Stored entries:
■ ■ ■ ■ ■ ■ ■
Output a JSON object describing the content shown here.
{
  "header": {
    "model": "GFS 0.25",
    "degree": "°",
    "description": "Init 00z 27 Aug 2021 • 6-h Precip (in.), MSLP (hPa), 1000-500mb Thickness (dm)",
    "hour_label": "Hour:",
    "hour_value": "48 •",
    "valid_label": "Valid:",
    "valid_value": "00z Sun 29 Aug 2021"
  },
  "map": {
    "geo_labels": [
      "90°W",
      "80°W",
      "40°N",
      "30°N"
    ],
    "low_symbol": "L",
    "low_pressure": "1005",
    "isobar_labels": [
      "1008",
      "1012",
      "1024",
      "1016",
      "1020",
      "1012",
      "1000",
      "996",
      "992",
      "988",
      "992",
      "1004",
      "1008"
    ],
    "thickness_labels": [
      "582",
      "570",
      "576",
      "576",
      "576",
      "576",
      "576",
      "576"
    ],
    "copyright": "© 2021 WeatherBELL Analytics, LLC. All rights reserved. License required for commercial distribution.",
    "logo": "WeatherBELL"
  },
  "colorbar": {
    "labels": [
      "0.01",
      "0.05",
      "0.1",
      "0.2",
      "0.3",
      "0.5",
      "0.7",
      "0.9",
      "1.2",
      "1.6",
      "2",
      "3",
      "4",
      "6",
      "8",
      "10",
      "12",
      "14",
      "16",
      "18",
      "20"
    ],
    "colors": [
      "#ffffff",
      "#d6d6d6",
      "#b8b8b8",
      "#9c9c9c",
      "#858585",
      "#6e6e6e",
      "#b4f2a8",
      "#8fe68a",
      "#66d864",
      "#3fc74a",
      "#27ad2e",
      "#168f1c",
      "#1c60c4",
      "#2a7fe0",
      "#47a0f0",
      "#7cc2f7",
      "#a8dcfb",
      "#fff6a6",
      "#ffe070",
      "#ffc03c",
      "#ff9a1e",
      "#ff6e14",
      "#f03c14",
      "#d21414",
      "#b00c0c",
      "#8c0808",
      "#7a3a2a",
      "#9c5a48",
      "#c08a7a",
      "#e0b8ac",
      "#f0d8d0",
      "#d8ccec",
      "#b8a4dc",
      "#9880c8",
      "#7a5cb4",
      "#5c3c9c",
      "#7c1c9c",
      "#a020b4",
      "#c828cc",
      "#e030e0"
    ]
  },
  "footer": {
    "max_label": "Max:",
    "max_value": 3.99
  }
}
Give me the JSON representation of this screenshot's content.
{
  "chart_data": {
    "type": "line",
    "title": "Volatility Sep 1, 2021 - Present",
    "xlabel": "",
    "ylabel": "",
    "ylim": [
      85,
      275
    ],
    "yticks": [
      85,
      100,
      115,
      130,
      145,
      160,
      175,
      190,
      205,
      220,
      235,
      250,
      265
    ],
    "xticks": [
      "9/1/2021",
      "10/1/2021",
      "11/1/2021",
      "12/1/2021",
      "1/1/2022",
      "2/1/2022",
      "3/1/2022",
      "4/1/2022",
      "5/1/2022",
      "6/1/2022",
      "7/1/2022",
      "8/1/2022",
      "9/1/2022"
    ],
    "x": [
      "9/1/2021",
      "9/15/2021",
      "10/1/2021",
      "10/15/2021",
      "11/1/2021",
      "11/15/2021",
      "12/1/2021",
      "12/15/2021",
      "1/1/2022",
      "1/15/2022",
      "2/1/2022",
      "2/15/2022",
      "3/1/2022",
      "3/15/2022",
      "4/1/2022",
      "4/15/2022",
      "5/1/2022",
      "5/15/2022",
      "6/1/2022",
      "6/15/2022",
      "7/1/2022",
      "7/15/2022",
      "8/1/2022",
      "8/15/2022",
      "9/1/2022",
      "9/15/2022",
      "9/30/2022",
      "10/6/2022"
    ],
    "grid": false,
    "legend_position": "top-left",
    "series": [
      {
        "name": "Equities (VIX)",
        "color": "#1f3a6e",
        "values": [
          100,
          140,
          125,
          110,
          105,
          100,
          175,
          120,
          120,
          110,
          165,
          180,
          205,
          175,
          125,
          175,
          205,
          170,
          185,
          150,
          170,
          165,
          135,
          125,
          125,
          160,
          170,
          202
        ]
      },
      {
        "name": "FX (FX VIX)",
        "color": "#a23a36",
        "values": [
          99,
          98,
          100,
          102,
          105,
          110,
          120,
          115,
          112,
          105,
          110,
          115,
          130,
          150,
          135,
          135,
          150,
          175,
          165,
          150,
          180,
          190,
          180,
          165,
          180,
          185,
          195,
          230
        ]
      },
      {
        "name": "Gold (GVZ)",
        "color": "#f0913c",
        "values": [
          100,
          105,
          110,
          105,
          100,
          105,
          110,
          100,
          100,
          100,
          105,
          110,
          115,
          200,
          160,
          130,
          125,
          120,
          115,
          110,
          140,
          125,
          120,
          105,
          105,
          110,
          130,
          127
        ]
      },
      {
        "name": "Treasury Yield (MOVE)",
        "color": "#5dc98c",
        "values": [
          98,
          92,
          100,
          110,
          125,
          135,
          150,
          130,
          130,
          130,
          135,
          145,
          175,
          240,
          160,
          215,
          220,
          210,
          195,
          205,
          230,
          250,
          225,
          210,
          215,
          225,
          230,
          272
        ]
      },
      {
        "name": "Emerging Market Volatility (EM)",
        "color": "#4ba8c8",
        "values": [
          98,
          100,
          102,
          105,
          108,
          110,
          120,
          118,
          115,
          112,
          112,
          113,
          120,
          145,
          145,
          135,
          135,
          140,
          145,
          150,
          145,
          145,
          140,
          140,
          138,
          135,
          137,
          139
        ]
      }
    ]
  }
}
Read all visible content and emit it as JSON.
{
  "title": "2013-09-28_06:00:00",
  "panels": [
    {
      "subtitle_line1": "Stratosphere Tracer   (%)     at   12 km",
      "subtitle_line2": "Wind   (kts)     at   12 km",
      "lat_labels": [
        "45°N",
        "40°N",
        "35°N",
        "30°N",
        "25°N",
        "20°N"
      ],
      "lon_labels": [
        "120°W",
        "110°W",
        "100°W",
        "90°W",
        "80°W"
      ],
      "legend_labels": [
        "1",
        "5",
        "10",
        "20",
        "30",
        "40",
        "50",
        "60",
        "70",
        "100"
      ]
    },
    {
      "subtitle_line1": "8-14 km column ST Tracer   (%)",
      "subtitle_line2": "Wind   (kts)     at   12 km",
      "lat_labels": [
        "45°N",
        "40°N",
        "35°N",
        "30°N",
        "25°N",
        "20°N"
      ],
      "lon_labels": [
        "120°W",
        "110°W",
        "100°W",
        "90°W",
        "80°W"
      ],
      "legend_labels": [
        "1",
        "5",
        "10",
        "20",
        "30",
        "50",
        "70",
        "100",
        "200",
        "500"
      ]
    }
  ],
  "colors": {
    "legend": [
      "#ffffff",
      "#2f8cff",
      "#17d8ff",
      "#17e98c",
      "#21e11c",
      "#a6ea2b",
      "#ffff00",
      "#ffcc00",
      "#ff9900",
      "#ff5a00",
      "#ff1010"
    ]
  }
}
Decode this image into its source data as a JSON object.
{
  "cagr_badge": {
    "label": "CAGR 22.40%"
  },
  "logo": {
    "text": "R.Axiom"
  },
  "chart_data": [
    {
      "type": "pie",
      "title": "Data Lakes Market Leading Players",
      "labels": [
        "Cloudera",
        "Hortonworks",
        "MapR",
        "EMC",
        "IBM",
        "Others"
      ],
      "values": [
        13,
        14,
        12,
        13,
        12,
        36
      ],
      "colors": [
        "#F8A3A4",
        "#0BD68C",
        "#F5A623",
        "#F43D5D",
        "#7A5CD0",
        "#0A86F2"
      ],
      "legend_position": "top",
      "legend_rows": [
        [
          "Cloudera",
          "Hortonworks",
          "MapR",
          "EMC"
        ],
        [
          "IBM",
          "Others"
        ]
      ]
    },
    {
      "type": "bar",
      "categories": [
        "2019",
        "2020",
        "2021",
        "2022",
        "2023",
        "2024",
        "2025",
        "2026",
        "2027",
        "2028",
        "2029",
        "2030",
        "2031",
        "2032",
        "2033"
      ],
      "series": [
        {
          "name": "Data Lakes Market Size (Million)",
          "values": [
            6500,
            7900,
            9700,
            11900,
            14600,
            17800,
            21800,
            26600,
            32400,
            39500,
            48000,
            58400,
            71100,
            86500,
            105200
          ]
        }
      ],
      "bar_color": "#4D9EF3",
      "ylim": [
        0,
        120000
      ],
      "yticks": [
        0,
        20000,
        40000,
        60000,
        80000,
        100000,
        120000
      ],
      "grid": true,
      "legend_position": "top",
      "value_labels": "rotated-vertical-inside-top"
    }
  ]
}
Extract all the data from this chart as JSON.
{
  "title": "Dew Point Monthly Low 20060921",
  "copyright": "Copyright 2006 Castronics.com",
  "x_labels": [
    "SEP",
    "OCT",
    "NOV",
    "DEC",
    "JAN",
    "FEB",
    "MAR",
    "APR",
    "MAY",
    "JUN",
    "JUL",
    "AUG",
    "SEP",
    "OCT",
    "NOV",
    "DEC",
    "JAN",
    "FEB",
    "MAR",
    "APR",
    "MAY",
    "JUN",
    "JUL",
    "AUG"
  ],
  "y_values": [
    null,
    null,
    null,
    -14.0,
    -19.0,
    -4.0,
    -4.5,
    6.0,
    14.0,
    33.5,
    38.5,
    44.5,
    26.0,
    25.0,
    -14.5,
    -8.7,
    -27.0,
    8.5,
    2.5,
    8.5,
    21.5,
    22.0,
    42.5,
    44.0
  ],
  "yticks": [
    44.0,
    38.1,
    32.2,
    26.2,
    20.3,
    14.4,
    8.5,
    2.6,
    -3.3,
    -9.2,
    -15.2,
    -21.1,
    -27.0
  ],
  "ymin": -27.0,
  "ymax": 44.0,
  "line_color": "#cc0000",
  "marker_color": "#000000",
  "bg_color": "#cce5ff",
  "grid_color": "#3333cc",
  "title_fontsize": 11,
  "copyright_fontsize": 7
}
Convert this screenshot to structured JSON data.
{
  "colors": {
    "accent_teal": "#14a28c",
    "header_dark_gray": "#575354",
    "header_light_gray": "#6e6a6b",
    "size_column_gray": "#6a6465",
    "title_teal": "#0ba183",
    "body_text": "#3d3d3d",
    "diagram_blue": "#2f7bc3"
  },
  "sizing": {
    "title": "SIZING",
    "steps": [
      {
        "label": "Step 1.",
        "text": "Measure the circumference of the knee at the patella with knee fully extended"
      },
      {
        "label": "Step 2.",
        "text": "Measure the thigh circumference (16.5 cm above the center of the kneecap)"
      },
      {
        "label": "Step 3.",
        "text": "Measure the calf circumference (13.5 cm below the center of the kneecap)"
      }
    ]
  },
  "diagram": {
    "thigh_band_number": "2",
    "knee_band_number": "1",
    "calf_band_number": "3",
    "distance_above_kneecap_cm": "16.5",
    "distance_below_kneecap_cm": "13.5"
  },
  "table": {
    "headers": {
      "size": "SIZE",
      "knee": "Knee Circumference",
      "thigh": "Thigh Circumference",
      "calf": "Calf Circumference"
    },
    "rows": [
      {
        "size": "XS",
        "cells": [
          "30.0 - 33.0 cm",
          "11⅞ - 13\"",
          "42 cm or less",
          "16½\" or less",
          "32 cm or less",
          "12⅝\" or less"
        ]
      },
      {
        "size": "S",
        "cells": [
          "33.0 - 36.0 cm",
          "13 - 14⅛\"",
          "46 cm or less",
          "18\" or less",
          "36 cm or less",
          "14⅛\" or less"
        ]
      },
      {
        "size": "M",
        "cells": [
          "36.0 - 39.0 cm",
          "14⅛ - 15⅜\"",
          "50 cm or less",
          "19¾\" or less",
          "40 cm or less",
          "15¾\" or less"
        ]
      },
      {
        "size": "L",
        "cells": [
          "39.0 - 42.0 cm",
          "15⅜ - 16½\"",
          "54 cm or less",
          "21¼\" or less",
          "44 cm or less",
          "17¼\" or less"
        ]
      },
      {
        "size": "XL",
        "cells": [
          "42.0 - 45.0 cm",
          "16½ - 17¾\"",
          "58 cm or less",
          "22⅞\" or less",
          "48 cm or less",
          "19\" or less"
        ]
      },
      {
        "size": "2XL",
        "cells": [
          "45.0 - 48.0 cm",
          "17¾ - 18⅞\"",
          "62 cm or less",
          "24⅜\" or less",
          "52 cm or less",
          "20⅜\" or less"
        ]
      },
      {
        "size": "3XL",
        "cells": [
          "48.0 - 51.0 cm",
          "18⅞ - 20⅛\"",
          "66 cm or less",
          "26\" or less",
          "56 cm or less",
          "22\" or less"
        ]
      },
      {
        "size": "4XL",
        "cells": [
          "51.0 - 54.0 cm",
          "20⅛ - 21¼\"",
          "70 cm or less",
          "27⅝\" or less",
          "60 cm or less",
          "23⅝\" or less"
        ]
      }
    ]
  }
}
■ ■ ■ ■ ■ ■ ■
▶ _Written problem_
Reproduce each line holding the word "name".

▶ _Task answer_
        "name": "Equities (VIX)",
        "name": "FX (FX VIX)",
        "name": "Gold (GVZ)",
        "name": "Treasury Yield (MOVE)",
        "name": "Emerging Market Volatility (EM)",
          "name": "Data Lakes Market Size (Million)",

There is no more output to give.